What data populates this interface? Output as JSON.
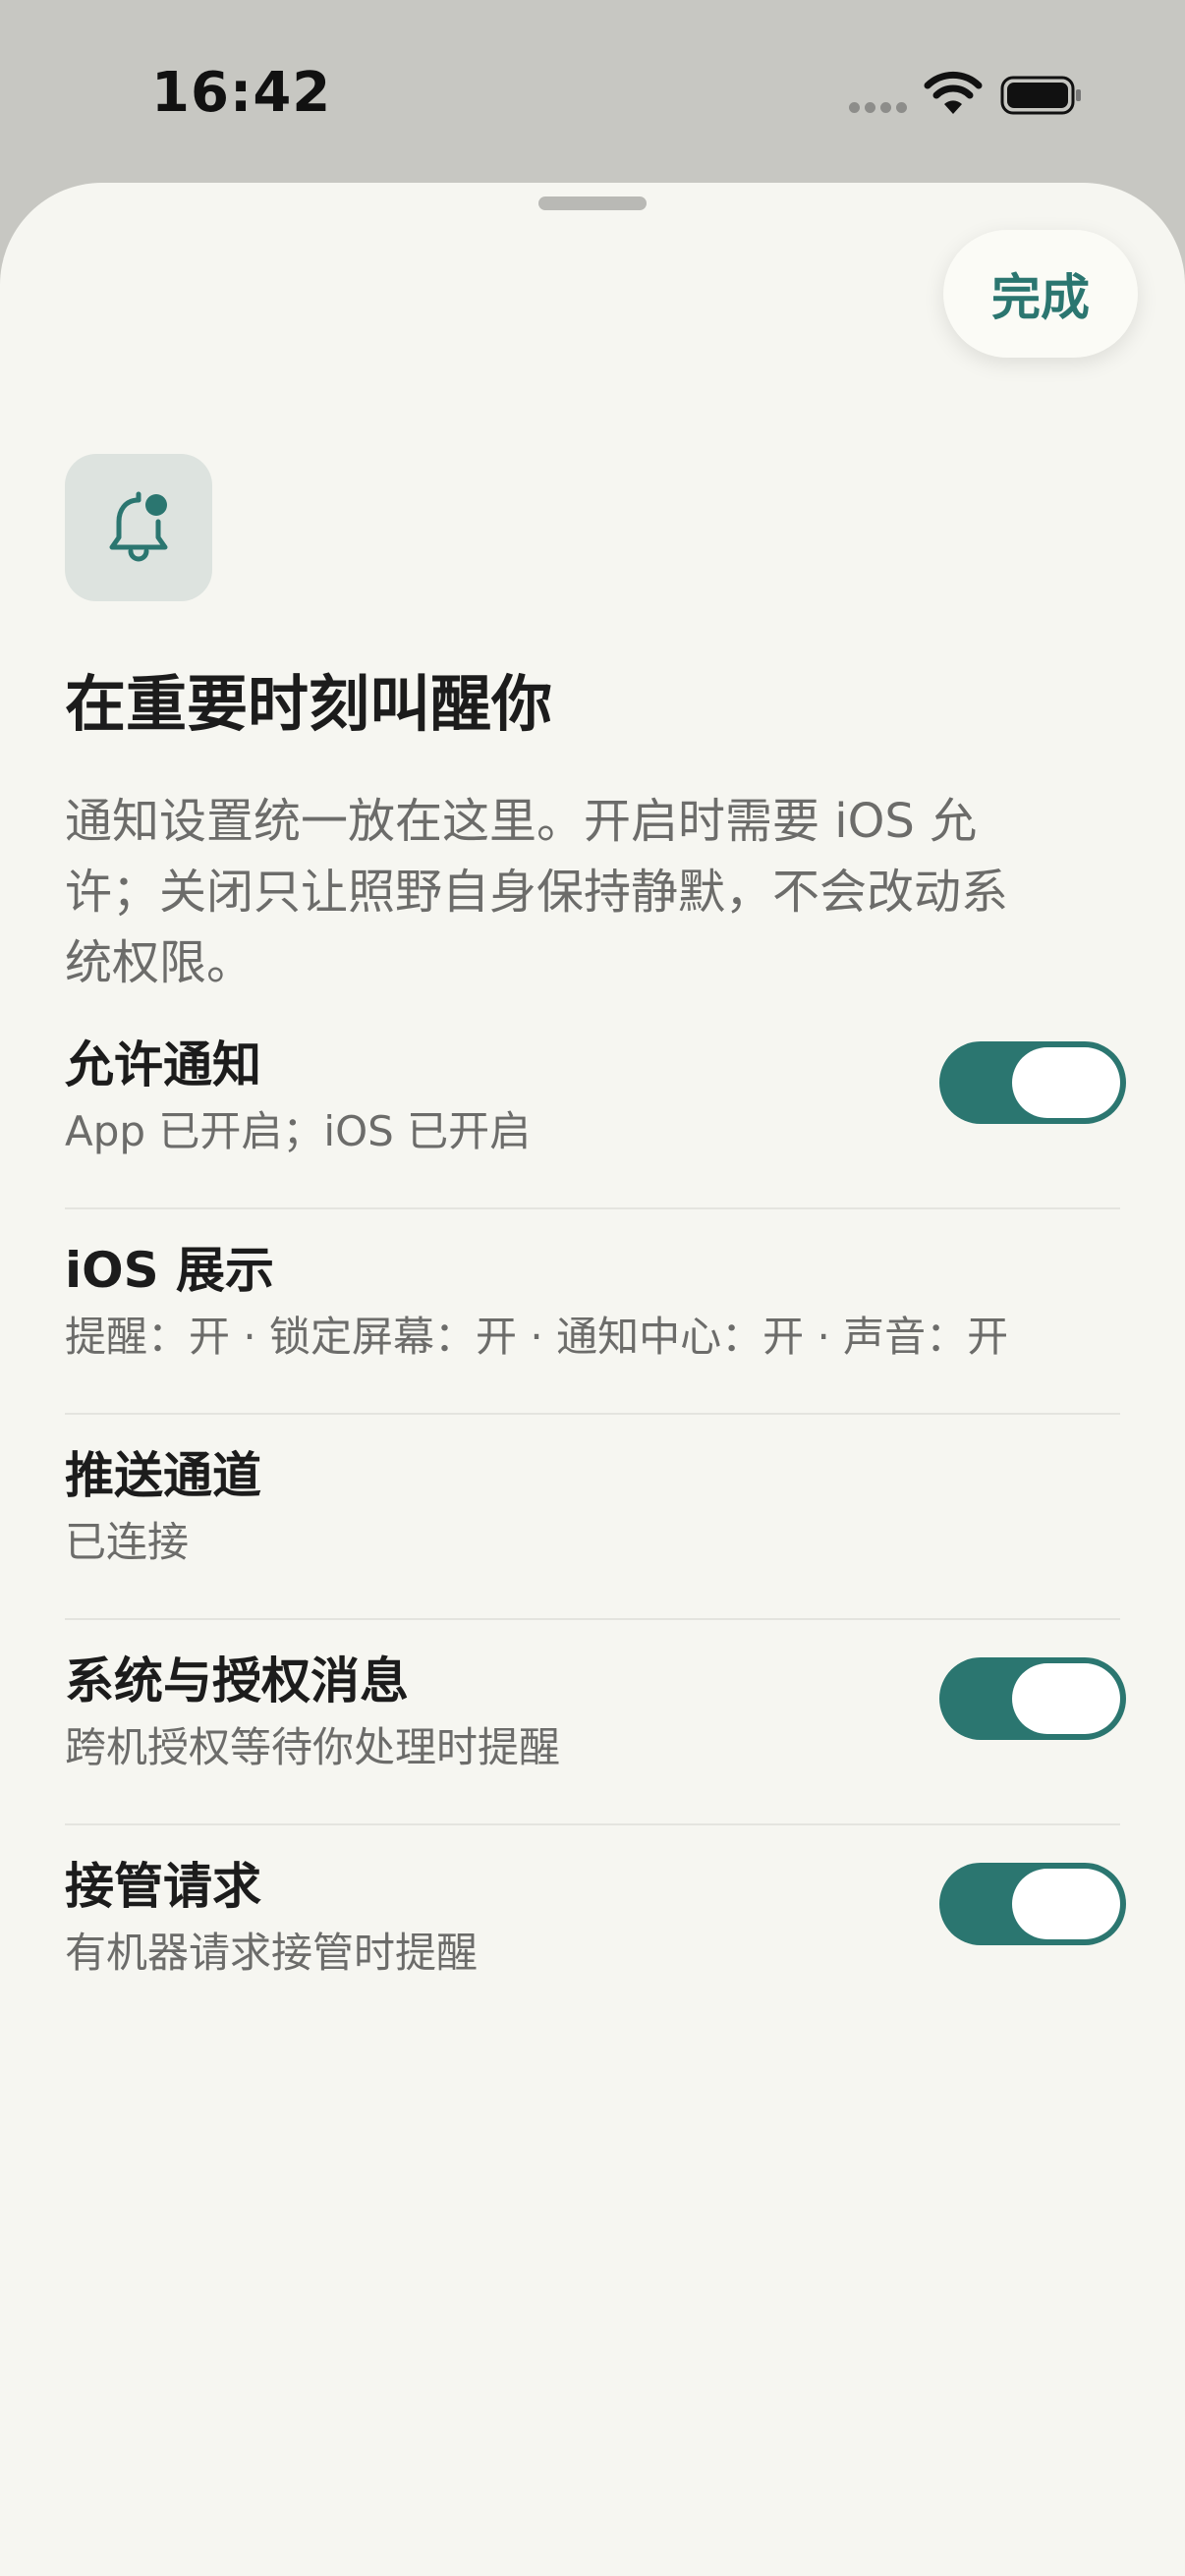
{
  "status_bar": {
    "time": "16:42"
  },
  "sheet": {
    "done_label": "完成",
    "icon": "bell-badge-icon",
    "title": "在重要时刻叫醒你",
    "description": "通知设置统一放在这里。开启时需要 iOS 允许；关闭只让照野自身保持静默，不会改动系统权限。"
  },
  "settings": [
    {
      "title": "允许通知",
      "subtitle": "App 已开启；iOS 已开启",
      "toggle": true
    },
    {
      "title": "iOS 展示",
      "subtitle": "提醒：开 · 锁定屏幕：开 · 通知中心：开 · 声音：开",
      "toggle": null
    },
    {
      "title": "推送通道",
      "subtitle": "已连接",
      "toggle": null
    },
    {
      "title": "系统与授权消息",
      "subtitle": "跨机授权等待你处理时提醒",
      "toggle": true
    },
    {
      "title": "接管请求",
      "subtitle": "有机器请求接管时提醒",
      "toggle": true
    }
  ],
  "colors": {
    "accent": "#2b7670",
    "sheet_background": "#f6f6f1",
    "status_background": "#c7c7c2"
  }
}
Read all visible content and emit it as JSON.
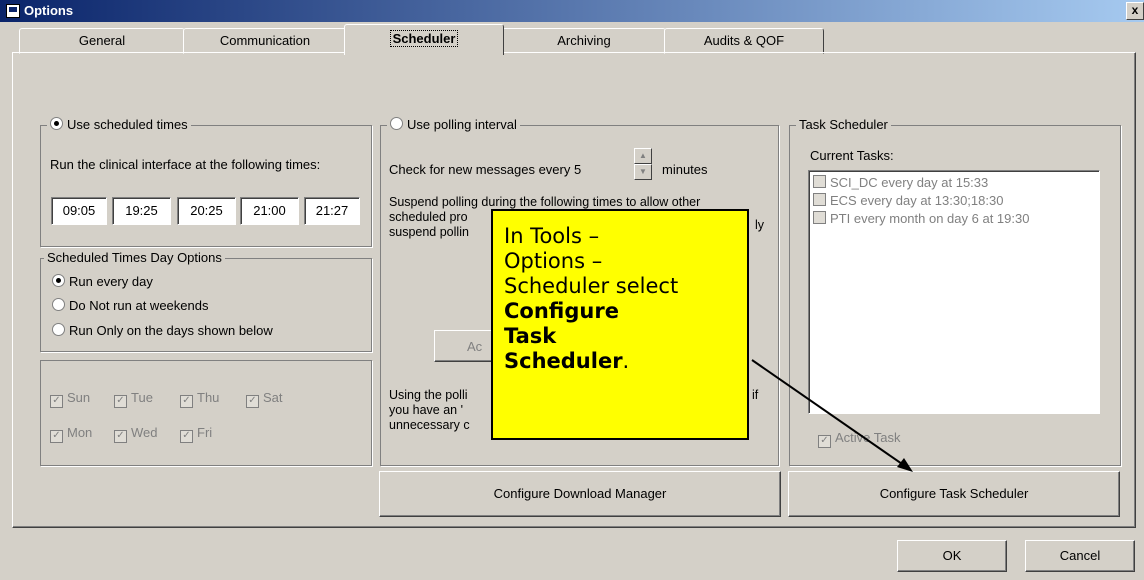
{
  "window": {
    "title": "Options",
    "close_label": "x"
  },
  "tabs": [
    {
      "label": "General"
    },
    {
      "label": "Communication"
    },
    {
      "label": "Scheduler"
    },
    {
      "label": "Archiving"
    },
    {
      "label": "Audits & QOF"
    }
  ],
  "scheduled": {
    "radio_label": "Use scheduled times",
    "run_text": "Run the clinical interface at the following times:",
    "times": [
      "09:05",
      "19:25",
      "20:25",
      "21:00",
      "21:27"
    ]
  },
  "day_options": {
    "legend": "Scheduled Times Day Options",
    "options": [
      "Run every day",
      "Do Not run at weekends",
      "Run Only on the days shown below"
    ]
  },
  "days": [
    "Sun",
    "Tue",
    "Thu",
    "Sat",
    "Mon",
    "Wed",
    "Fri"
  ],
  "polling": {
    "radio_label": "Use polling interval",
    "check_prefix": "Check for new messages every 5",
    "check_suffix": "minutes",
    "suspend_line1": "Suspend polling during the following times to allow other",
    "suspend_line2": "scheduled pro",
    "suspend_line2_end": "ly",
    "suspend_line3": "suspend pollin",
    "add_button": "Ac",
    "using_line1": "Using the polli",
    "using_line1_end": "if",
    "using_line2": "you have an '",
    "using_line3": "unnecessary c"
  },
  "task_scheduler": {
    "legend": "Task Scheduler",
    "current_label": "Current Tasks:",
    "tasks": [
      "SCI_DC every day at 15:33",
      "ECS every day at 13:30;18:30",
      "PTI every month on day 6 at 19:30"
    ],
    "active_task": "Active Task"
  },
  "buttons": {
    "download_manager": "Configure Download Manager",
    "task_scheduler": "Configure Task Scheduler",
    "ok": "OK",
    "cancel": "Cancel"
  },
  "callout": {
    "lines": [
      "In Tools –",
      "Options –",
      "Scheduler select"
    ],
    "bold1": "Configure",
    "bold2": "Task",
    "bold3": "Scheduler",
    "period": "."
  },
  "colors": {
    "title_start": "#0a246a",
    "title_end": "#a6caf0",
    "callout": "#ffff00",
    "face": "#d4d0c8"
  }
}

* * *

→ **What the exercise asks**
Working from the entries above, return all lines that contain "subtitle".

→ **Completed task**
      "subtitle": "App 已开启；iOS 已开启",
      "subtitle": "提醒：开 · 锁定屏幕：开 · 通知中心：开 · 声音：开",
      "subtitle": "已连接",
      "subtitle": "跨机授权等待你处理时提醒",
      "subtitle": "有机器请求接管时提醒",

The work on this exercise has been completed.